▸ MATERIAL FOR THIS EXERCISE:
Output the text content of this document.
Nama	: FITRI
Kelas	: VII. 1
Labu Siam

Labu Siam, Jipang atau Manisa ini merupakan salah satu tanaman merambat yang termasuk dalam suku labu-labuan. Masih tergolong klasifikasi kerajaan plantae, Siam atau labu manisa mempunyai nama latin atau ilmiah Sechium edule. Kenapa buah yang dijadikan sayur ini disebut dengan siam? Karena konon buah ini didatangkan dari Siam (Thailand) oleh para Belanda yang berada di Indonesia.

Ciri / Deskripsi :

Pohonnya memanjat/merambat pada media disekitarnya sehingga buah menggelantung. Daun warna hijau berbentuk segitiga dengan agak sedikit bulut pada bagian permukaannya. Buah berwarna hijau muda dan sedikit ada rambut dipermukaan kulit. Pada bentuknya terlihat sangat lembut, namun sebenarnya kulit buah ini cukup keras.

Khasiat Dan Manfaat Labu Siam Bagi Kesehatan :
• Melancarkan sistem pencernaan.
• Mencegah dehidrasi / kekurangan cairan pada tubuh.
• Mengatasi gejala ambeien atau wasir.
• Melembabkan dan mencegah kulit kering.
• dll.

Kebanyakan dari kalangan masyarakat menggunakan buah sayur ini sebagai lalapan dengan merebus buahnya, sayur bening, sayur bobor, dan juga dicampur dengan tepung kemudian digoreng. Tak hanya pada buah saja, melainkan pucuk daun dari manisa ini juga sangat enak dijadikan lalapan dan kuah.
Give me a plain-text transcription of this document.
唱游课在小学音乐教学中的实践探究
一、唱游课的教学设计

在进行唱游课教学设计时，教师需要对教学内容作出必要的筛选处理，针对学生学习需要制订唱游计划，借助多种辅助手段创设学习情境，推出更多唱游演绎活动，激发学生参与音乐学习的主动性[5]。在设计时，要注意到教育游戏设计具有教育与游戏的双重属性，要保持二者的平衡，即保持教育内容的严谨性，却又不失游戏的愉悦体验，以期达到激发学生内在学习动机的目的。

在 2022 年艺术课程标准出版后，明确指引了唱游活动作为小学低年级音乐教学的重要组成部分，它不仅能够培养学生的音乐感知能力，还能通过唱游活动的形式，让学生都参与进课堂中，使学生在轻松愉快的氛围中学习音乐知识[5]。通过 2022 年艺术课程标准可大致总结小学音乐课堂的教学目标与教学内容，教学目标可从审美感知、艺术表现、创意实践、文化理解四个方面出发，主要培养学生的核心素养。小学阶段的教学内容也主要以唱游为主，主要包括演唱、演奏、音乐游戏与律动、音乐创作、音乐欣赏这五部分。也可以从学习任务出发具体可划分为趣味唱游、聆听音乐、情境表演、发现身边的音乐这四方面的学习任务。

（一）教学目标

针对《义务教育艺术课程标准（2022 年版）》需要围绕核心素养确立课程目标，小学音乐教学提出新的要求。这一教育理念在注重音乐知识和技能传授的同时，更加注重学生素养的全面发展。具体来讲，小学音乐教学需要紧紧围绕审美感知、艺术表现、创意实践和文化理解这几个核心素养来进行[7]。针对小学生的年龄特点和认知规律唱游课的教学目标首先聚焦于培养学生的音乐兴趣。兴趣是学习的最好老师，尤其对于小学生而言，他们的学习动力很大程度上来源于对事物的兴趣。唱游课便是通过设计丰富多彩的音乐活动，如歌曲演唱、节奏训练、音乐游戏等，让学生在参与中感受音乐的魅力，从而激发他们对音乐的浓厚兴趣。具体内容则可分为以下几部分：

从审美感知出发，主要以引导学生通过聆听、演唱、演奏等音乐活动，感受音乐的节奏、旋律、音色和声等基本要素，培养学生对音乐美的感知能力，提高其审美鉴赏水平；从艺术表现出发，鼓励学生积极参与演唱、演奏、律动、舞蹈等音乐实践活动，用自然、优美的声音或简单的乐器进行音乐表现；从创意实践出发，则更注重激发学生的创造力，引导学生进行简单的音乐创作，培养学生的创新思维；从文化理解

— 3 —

▸ SHORT EXERCISE: Please repeat all the records above exactly as they appear.

▸ OUTPUT OF THE TASK:
Output the text content of this document.
Nama	: FITRI
Kelas	: VII. 1
Labu Siam

Labu Siam, Jipang atau Manisa ini merupakan salah satu tanaman merambat yang termasuk dalam suku labu-labuan. Masih tergolong klasifikasi kerajaan plantae, Siam atau labu manisa mempunyai nama latin atau ilmiah Sechium edule. Kenapa buah yang dijadikan sayur ini disebut dengan siam? Karena konon buah ini didatangkan dari Siam (Thailand) oleh para Belanda yang berada di Indonesia.

Ciri / Deskripsi :

Pohonnya memanjat/merambat pada media disekitarnya sehingga buah menggelantung. Daun warna hijau berbentuk segitiga dengan agak sedikit bulut pada bagian permukaannya. Buah berwarna hijau muda dan sedikit ada rambut dipermukaan kulit. Pada bentuknya terlihat sangat lembut, namun sebenarnya kulit buah ini cukup keras.

Khasiat Dan Manfaat Labu Siam Bagi Kesehatan :
• Melancarkan sistem pencernaan.
• Mencegah dehidrasi / kekurangan cairan pada tubuh.
• Mengatasi gejala ambeien atau wasir.
• Melembabkan dan mencegah kulit kering.
• dll.

Kebanyakan dari kalangan masyarakat menggunakan buah sayur ini sebagai lalapan dengan merebus buahnya, sayur bening, sayur bobor, dan juga dicampur dengan tepung kemudian digoreng. Tak hanya pada buah saja, melainkan pucuk daun dari manisa ini juga sangat enak dijadikan lalapan dan kuah.
Give me a plain-text transcription of this document.
唱游课在小学音乐教学中的实践探究
一、唱游课的教学设计

在进行唱游课教学设计时，教师需要对教学内容作出必要的筛选处理，针对学生学习需要制订唱游计划，借助多种辅助手段创设学习情境，推出更多唱游演绎活动，激发学生参与音乐学习的主动性[5]。在设计时，要注意到教育游戏设计具有教育与游戏的双重属性，要保持二者的平衡，即保持教育内容的严谨性，却又不失游戏的愉悦体验，以期达到激发学生内在学习动机的目的。

在 2022 年艺术课程标准出版后，明确指引了唱游活动作为小学低年级音乐教学的重要组成部分，它不仅能够培养学生的音乐感知能力，还能通过唱游活动的形式，让学生都参与进课堂中，使学生在轻松愉快的氛围中学习音乐知识[5]。通过 2022 年艺术课程标准可大致总结小学音乐课堂的教学目标与教学内容，教学目标可从审美感知、艺术表现、创意实践、文化理解四个方面出发，主要培养学生的核心素养。小学阶段的教学内容也主要以唱游为主，主要包括演唱、演奏、音乐游戏与律动、音乐创作、音乐欣赏这五部分。也可以从学习任务出发具体可划分为趣味唱游、聆听音乐、情境表演、发现身边的音乐这四方面的学习任务。

（一）教学目标

针对《义务教育艺术课程标准（2022 年版）》需要围绕核心素养确立课程目标，小学音乐教学提出新的要求。这一教育理念在注重音乐知识和技能传授的同时，更加注重学生素养的全面发展。具体来讲，小学音乐教学需要紧紧围绕审美感知、艺术表现、创意实践和文化理解这几个核心素养来进行[7]。针对小学生的年龄特点和认知规律唱游课的教学目标首先聚焦于培养学生的音乐兴趣。兴趣是学习的最好老师，尤其对于小学生而言，他们的学习动力很大程度上来源于对事物的兴趣。唱游课便是通过设计丰富多彩的音乐活动，如歌曲演唱、节奏训练、音乐游戏等，让学生在参与中感受音乐的魅力，从而激发他们对音乐的浓厚兴趣。具体内容则可分为以下几部分：

从审美感知出发，主要以引导学生通过聆听、演唱、演奏等音乐活动，感受音乐的节奏、旋律、音色和声等基本要素，培养学生对音乐美的感知能力，提高其审美鉴赏水平；从艺术表现出发，鼓励学生积极参与演唱、演奏、律动、舞蹈等音乐实践活动，用自然、优美的声音或简单的乐器进行音乐表现；从创意实践出发，则更注重激发学生的创造力，引导学生进行简单的音乐创作，培养学生的创新思维；从文化理解

— 3 —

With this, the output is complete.